Scan the lines and state how many carry "contenue". Leave out everything but the number.

- [TASK MATERIAL]
·····

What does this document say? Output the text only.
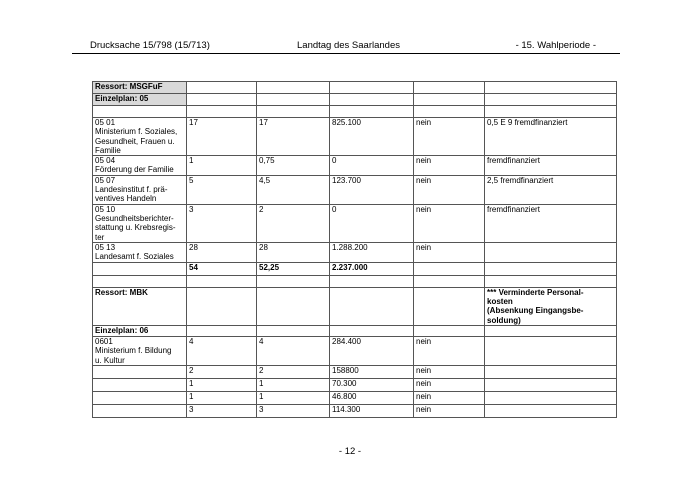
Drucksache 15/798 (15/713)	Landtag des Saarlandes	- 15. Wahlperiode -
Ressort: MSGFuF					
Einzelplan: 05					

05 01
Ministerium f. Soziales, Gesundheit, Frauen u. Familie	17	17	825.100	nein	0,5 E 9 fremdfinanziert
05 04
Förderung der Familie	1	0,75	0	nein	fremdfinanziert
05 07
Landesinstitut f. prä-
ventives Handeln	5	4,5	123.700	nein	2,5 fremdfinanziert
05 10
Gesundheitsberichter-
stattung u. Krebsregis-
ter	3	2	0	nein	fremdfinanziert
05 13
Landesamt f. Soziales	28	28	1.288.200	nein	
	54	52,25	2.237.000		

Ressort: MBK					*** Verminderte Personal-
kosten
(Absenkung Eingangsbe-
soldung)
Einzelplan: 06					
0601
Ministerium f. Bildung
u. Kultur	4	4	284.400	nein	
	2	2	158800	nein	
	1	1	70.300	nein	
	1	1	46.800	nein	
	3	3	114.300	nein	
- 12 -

·····

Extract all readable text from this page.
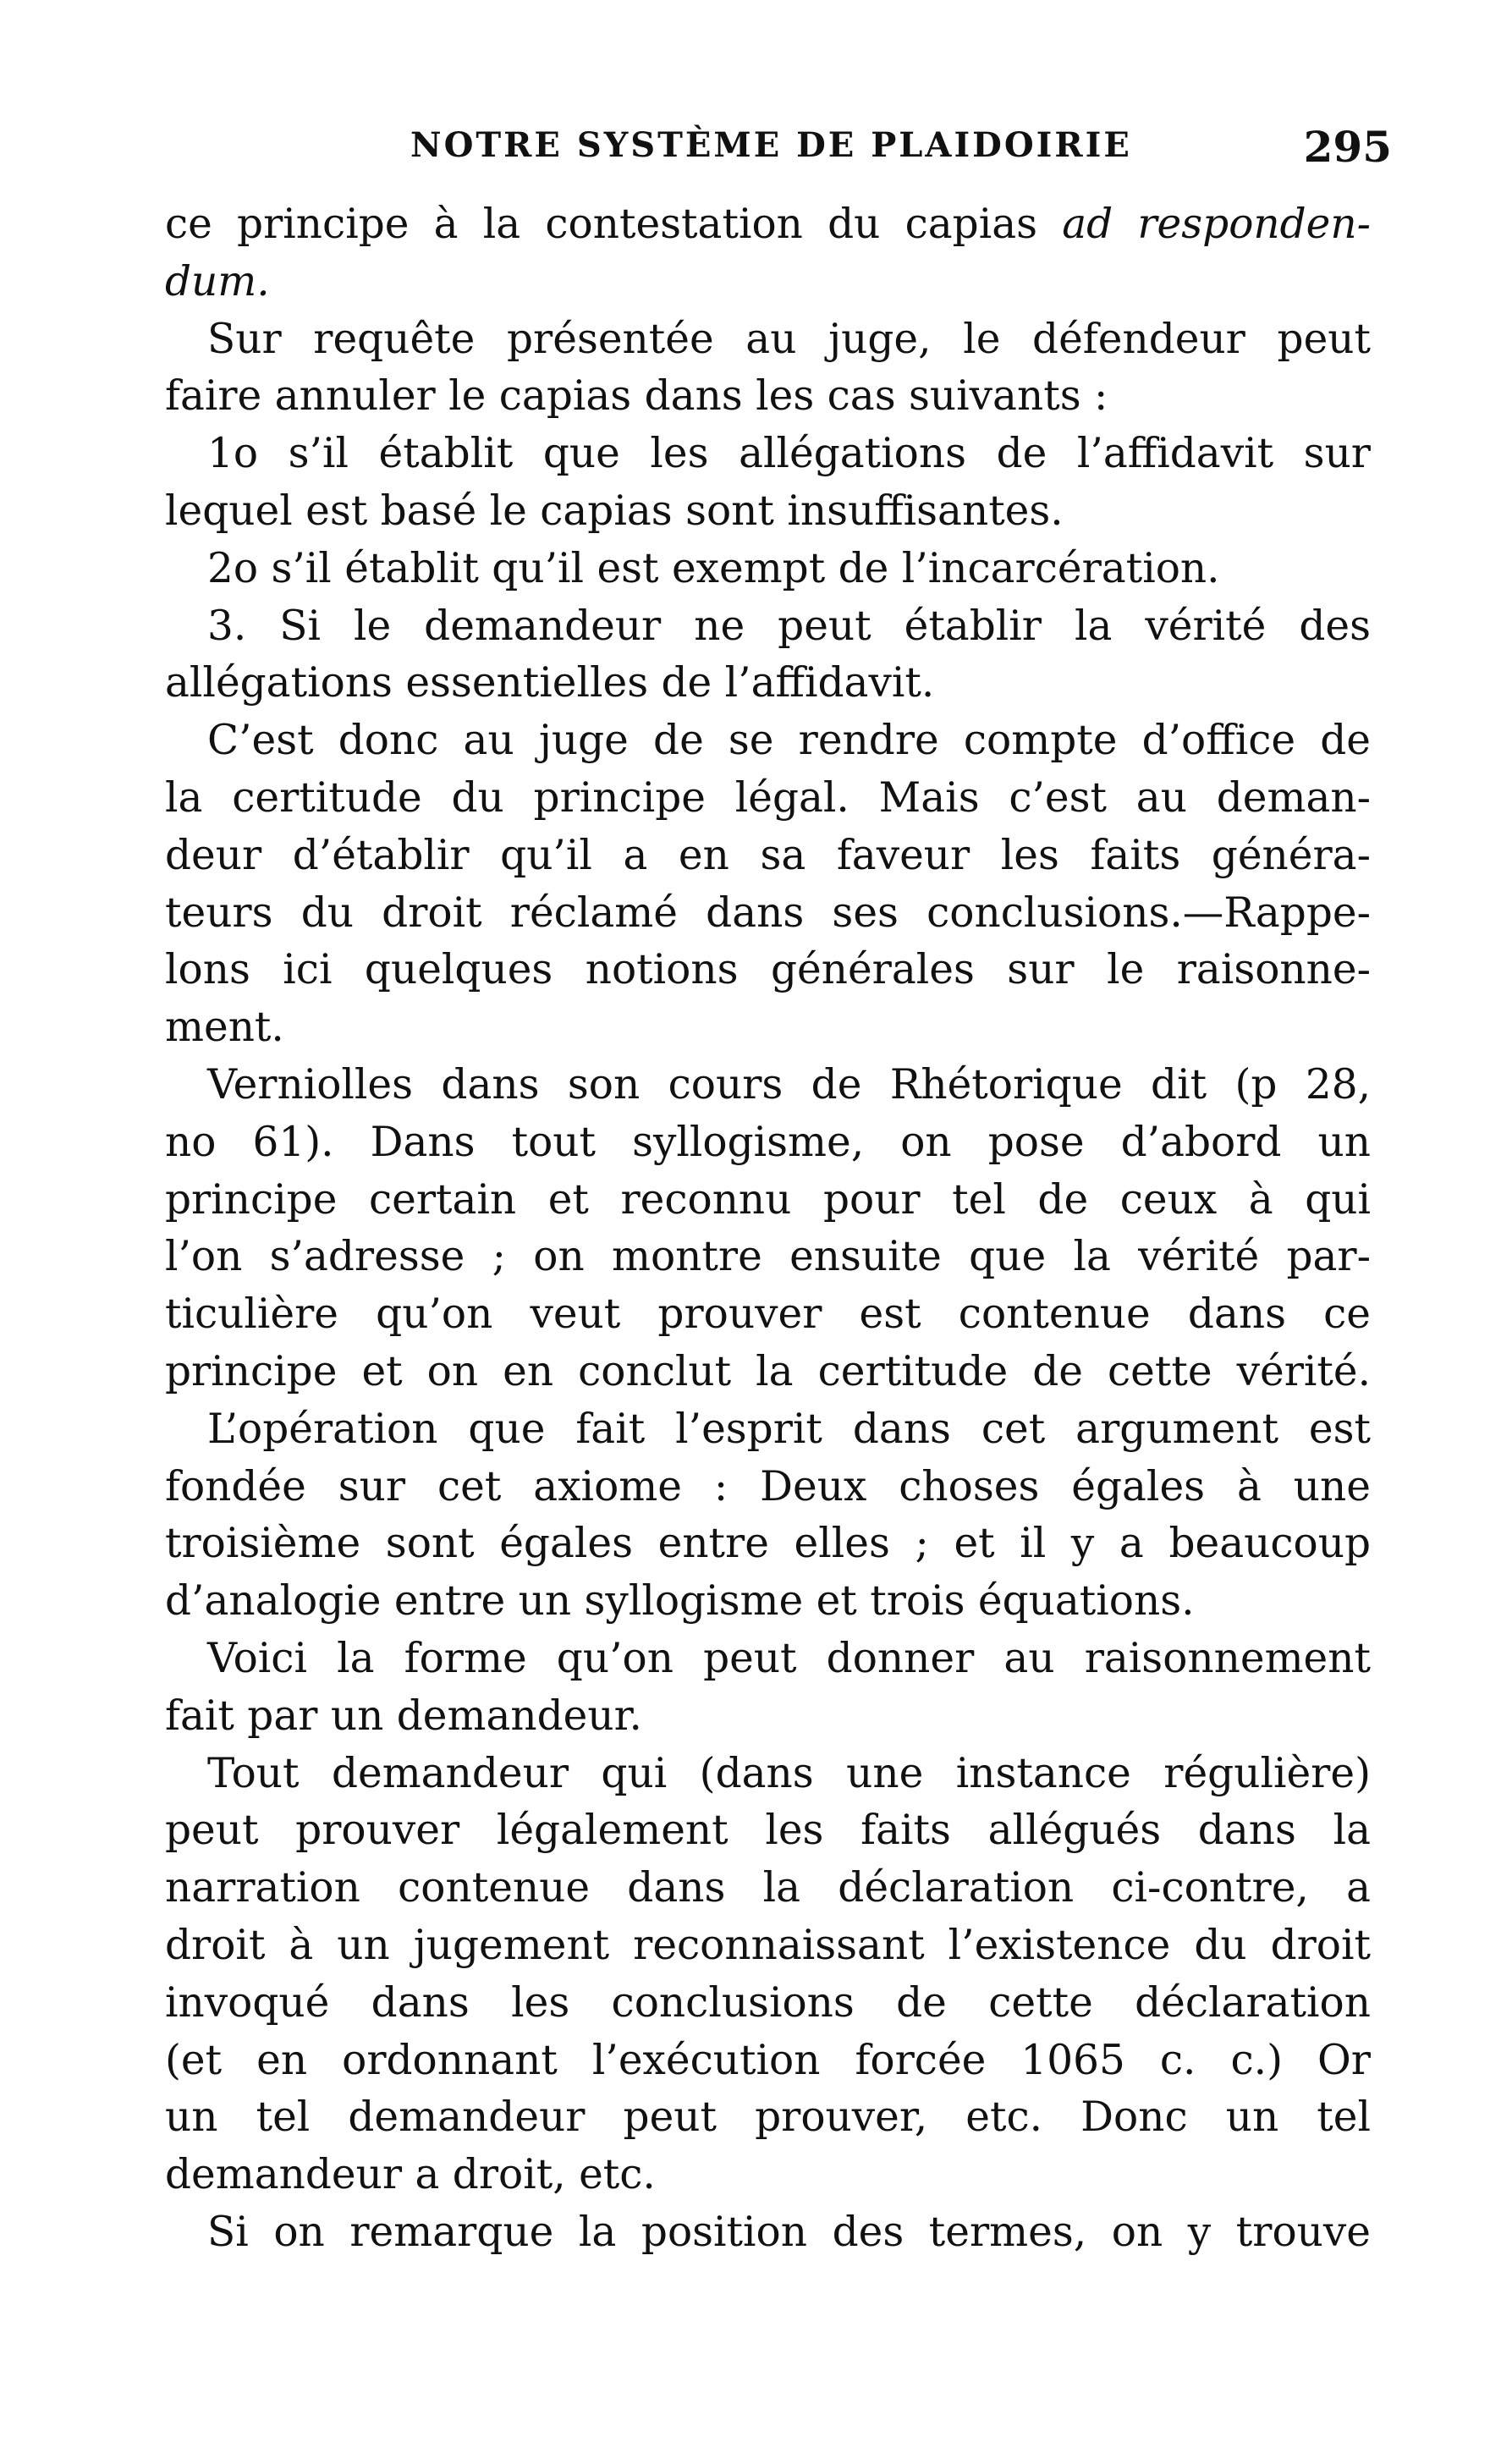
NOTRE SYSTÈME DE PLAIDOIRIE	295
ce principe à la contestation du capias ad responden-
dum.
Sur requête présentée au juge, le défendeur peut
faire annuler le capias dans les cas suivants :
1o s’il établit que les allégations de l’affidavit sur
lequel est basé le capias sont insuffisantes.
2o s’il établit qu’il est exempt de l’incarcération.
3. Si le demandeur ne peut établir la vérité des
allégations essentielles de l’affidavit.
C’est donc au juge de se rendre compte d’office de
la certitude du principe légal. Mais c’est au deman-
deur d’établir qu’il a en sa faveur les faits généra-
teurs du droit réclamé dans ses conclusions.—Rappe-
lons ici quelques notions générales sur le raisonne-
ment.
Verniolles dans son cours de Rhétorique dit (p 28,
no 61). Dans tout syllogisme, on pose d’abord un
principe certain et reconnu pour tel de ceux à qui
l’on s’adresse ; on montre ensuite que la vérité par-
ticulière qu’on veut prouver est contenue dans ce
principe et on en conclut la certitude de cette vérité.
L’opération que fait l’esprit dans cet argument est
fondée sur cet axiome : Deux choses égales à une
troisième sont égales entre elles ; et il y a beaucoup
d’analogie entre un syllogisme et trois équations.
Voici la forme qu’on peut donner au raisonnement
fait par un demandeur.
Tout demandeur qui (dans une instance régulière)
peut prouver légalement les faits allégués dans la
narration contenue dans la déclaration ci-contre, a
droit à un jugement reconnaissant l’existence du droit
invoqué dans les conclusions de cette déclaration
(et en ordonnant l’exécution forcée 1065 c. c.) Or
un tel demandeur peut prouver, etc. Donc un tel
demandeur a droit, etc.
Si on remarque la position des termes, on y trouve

·····

- [SOLUTION] 2